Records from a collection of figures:

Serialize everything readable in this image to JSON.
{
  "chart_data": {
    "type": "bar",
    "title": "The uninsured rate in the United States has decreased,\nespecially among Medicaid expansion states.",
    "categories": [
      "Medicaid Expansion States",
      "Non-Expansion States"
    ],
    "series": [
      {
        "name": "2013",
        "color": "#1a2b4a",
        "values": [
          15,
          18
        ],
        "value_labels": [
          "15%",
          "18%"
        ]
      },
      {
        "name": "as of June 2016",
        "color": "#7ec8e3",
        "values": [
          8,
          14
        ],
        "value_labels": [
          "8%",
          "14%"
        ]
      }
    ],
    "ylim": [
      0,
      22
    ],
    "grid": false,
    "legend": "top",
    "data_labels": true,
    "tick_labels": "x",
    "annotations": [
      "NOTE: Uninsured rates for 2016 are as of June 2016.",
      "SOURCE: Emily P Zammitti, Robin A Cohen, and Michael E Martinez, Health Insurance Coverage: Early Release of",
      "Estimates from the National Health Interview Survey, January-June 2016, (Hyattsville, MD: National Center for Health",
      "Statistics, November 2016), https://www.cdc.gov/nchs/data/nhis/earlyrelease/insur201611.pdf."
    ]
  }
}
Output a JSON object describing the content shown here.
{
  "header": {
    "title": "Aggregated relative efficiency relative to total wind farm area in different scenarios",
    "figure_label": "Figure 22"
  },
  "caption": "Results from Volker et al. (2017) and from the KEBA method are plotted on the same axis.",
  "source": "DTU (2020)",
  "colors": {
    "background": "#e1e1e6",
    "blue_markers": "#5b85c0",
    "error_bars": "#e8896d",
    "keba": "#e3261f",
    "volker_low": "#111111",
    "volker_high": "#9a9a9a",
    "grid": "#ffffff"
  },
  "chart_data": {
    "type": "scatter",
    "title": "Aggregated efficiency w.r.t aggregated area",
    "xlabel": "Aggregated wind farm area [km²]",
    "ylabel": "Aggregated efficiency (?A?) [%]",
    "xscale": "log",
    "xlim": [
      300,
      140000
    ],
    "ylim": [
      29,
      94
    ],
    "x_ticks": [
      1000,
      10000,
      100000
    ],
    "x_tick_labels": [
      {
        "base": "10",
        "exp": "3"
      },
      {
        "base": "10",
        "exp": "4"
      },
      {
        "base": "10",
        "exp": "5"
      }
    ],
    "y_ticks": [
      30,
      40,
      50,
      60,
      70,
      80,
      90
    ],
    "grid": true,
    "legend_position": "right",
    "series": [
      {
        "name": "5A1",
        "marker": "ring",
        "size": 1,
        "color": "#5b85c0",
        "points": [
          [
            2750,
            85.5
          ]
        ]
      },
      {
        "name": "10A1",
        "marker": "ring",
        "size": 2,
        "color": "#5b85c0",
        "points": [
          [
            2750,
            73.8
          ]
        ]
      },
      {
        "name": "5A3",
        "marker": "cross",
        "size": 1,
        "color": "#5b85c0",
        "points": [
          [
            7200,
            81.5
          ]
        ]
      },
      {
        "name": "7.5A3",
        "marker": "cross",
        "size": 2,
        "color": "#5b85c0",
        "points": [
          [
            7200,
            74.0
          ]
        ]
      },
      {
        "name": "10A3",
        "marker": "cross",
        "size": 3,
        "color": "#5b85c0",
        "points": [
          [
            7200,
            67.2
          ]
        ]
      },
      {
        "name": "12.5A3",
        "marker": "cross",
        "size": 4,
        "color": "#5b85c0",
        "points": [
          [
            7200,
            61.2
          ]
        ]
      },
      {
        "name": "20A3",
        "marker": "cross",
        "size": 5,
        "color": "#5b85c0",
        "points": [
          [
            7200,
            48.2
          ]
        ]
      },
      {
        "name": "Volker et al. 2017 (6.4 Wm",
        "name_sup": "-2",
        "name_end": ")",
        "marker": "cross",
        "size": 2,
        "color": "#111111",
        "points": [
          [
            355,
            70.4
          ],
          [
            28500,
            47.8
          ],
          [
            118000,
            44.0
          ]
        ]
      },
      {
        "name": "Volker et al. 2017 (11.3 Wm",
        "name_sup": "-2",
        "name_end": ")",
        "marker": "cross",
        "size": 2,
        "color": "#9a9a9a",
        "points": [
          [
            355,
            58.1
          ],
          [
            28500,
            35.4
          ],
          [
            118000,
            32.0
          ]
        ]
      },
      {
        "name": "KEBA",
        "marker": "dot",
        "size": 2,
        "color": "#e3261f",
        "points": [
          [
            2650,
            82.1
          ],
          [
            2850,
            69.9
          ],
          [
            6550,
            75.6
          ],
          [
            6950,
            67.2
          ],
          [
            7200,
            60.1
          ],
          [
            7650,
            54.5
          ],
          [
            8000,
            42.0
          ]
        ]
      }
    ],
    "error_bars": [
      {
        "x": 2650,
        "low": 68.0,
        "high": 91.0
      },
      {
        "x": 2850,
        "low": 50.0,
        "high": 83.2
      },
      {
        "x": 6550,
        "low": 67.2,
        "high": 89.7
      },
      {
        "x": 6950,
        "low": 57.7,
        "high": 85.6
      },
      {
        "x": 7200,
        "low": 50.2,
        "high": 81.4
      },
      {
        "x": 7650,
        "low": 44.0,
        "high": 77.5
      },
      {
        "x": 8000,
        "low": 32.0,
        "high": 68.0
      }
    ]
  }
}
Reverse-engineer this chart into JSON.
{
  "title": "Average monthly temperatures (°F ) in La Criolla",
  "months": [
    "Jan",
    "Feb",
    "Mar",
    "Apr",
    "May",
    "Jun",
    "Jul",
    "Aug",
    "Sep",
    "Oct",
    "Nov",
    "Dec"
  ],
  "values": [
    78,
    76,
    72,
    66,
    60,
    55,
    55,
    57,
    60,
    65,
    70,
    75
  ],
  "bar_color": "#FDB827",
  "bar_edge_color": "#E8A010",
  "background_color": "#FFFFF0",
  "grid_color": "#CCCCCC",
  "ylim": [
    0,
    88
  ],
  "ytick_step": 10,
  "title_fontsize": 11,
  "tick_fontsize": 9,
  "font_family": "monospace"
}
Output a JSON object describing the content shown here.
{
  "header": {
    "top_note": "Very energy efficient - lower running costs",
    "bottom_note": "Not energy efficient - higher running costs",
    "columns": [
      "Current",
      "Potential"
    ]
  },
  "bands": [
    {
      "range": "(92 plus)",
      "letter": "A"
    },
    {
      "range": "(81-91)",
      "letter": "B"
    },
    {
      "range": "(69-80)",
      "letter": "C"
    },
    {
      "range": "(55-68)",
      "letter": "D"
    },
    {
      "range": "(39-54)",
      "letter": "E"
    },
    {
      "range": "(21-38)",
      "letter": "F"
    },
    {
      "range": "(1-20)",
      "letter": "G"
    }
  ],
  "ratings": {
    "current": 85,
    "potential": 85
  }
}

→ **Exercise task**: Print every record exactly as it was given.

→ **Response**:
Serialize everything readable in this image to JSON.
{
  "chart_data": {
    "type": "bar",
    "title": "The uninsured rate in the United States has decreased,\nespecially among Medicaid expansion states.",
    "categories": [
      "Medicaid Expansion States",
      "Non-Expansion States"
    ],
    "series": [
      {
        "name": "2013",
        "color": "#1a2b4a",
        "values": [
          15,
          18
        ],
        "value_labels": [
          "15%",
          "18%"
        ]
      },
      {
        "name": "as of June 2016",
        "color": "#7ec8e3",
        "values": [
          8,
          14
        ],
        "value_labels": [
          "8%",
          "14%"
        ]
      }
    ],
    "ylim": [
      0,
      22
    ],
    "grid": false,
    "legend": "top",
    "data_labels": true,
    "tick_labels": "x",
    "annotations": [
      "NOTE: Uninsured rates for 2016 are as of June 2016.",
      "SOURCE: Emily P Zammitti, Robin A Cohen, and Michael E Martinez, Health Insurance Coverage: Early Release of",
      "Estimates from the National Health Interview Survey, January-June 2016, (Hyattsville, MD: National Center for Health",
      "Statistics, November 2016), https://www.cdc.gov/nchs/data/nhis/earlyrelease/insur201611.pdf."
    ]
  }
}
Output a JSON object describing the content shown here.
{
  "header": {
    "title": "Aggregated relative efficiency relative to total wind farm area in different scenarios",
    "figure_label": "Figure 22"
  },
  "caption": "Results from Volker et al. (2017) and from the KEBA method are plotted on the same axis.",
  "source": "DTU (2020)",
  "colors": {
    "background": "#e1e1e6",
    "blue_markers": "#5b85c0",
    "error_bars": "#e8896d",
    "keba": "#e3261f",
    "volker_low": "#111111",
    "volker_high": "#9a9a9a",
    "grid": "#ffffff"
  },
  "chart_data": {
    "type": "scatter",
    "title": "Aggregated efficiency w.r.t aggregated area",
    "xlabel": "Aggregated wind farm area [km²]",
    "ylabel": "Aggregated efficiency (?A?) [%]",
    "xscale": "log",
    "xlim": [
      300,
      140000
    ],
    "ylim": [
      29,
      94
    ],
    "x_ticks": [
      1000,
      10000,
      100000
    ],
    "x_tick_labels": [
      {
        "base": "10",
        "exp": "3"
      },
      {
        "base": "10",
        "exp": "4"
      },
      {
        "base": "10",
        "exp": "5"
      }
    ],
    "y_ticks": [
      30,
      40,
      50,
      60,
      70,
      80,
      90
    ],
    "grid": true,
    "legend_position": "right",
    "series": [
      {
        "name": "5A1",
        "marker": "ring",
        "size": 1,
        "color": "#5b85c0",
        "points": [
          [
            2750,
            85.5
          ]
        ]
      },
      {
        "name": "10A1",
        "marker": "ring",
        "size": 2,
        "color": "#5b85c0",
        "points": [
          [
            2750,
            73.8
          ]
        ]
      },
      {
        "name": "5A3",
        "marker": "cross",
        "size": 1,
        "color": "#5b85c0",
        "points": [
          [
            7200,
            81.5
          ]
        ]
      },
      {
        "name": "7.5A3",
        "marker": "cross",
        "size": 2,
        "color": "#5b85c0",
        "points": [
          [
            7200,
            74.0
          ]
        ]
      },
      {
        "name": "10A3",
        "marker": "cross",
        "size": 3,
        "color": "#5b85c0",
        "points": [
          [
            7200,
            67.2
          ]
        ]
      },
      {
        "name": "12.5A3",
        "marker": "cross",
        "size": 4,
        "color": "#5b85c0",
        "points": [
          [
            7200,
            61.2
          ]
        ]
      },
      {
        "name": "20A3",
        "marker": "cross",
        "size": 5,
        "color": "#5b85c0",
        "points": [
          [
            7200,
            48.2
          ]
        ]
      },
      {
        "name": "Volker et al. 2017 (6.4 Wm",
        "name_sup": "-2",
        "name_end": ")",
        "marker": "cross",
        "size": 2,
        "color": "#111111",
        "points": [
          [
            355,
            70.4
          ],
          [
            28500,
            47.8
          ],
          [
            118000,
            44.0
          ]
        ]
      },
      {
        "name": "Volker et al. 2017 (11.3 Wm",
        "name_sup": "-2",
        "name_end": ")",
        "marker": "cross",
        "size": 2,
        "color": "#9a9a9a",
        "points": [
          [
            355,
            58.1
          ],
          [
            28500,
            35.4
          ],
          [
            118000,
            32.0
          ]
        ]
      },
      {
        "name": "KEBA",
        "marker": "dot",
        "size": 2,
        "color": "#e3261f",
        "points": [
          [
            2650,
            82.1
          ],
          [
            2850,
            69.9
          ],
          [
            6550,
            75.6
          ],
          [
            6950,
            67.2
          ],
          [
            7200,
            60.1
          ],
          [
            7650,
            54.5
          ],
          [
            8000,
            42.0
          ]
        ]
      }
    ],
    "error_bars": [
      {
        "x": 2650,
        "low": 68.0,
        "high": 91.0
      },
      {
        "x": 2850,
        "low": 50.0,
        "high": 83.2
      },
      {
        "x": 6550,
        "low": 67.2,
        "high": 89.7
      },
      {
        "x": 6950,
        "low": 57.7,
        "high": 85.6
      },
      {
        "x": 7200,
        "low": 50.2,
        "high": 81.4
      },
      {
        "x": 7650,
        "low": 44.0,
        "high": 77.5
      },
      {
        "x": 8000,
        "low": 32.0,
        "high": 68.0
      }
    ]
  }
}
Reverse-engineer this chart into JSON.
{
  "title": "Average monthly temperatures (°F ) in La Criolla",
  "months": [
    "Jan",
    "Feb",
    "Mar",
    "Apr",
    "May",
    "Jun",
    "Jul",
    "Aug",
    "Sep",
    "Oct",
    "Nov",
    "Dec"
  ],
  "values": [
    78,
    76,
    72,
    66,
    60,
    55,
    55,
    57,
    60,
    65,
    70,
    75
  ],
  "bar_color": "#FDB827",
  "bar_edge_color": "#E8A010",
  "background_color": "#FFFFF0",
  "grid_color": "#CCCCCC",
  "ylim": [
    0,
    88
  ],
  "ytick_step": 10,
  "title_fontsize": 11,
  "tick_fontsize": 9,
  "font_family": "monospace"
}
Output a JSON object describing the content shown here.
{
  "header": {
    "top_note": "Very energy efficient - lower running costs",
    "bottom_note": "Not energy efficient - higher running costs",
    "columns": [
      "Current",
      "Potential"
    ]
  },
  "bands": [
    {
      "range": "(92 plus)",
      "letter": "A"
    },
    {
      "range": "(81-91)",
      "letter": "B"
    },
    {
      "range": "(69-80)",
      "letter": "C"
    },
    {
      "range": "(55-68)",
      "letter": "D"
    },
    {
      "range": "(39-54)",
      "letter": "E"
    },
    {
      "range": "(21-38)",
      "letter": "F"
    },
    {
      "range": "(1-20)",
      "letter": "G"
    }
  ],
  "ratings": {
    "current": 85,
    "potential": 85
  }
}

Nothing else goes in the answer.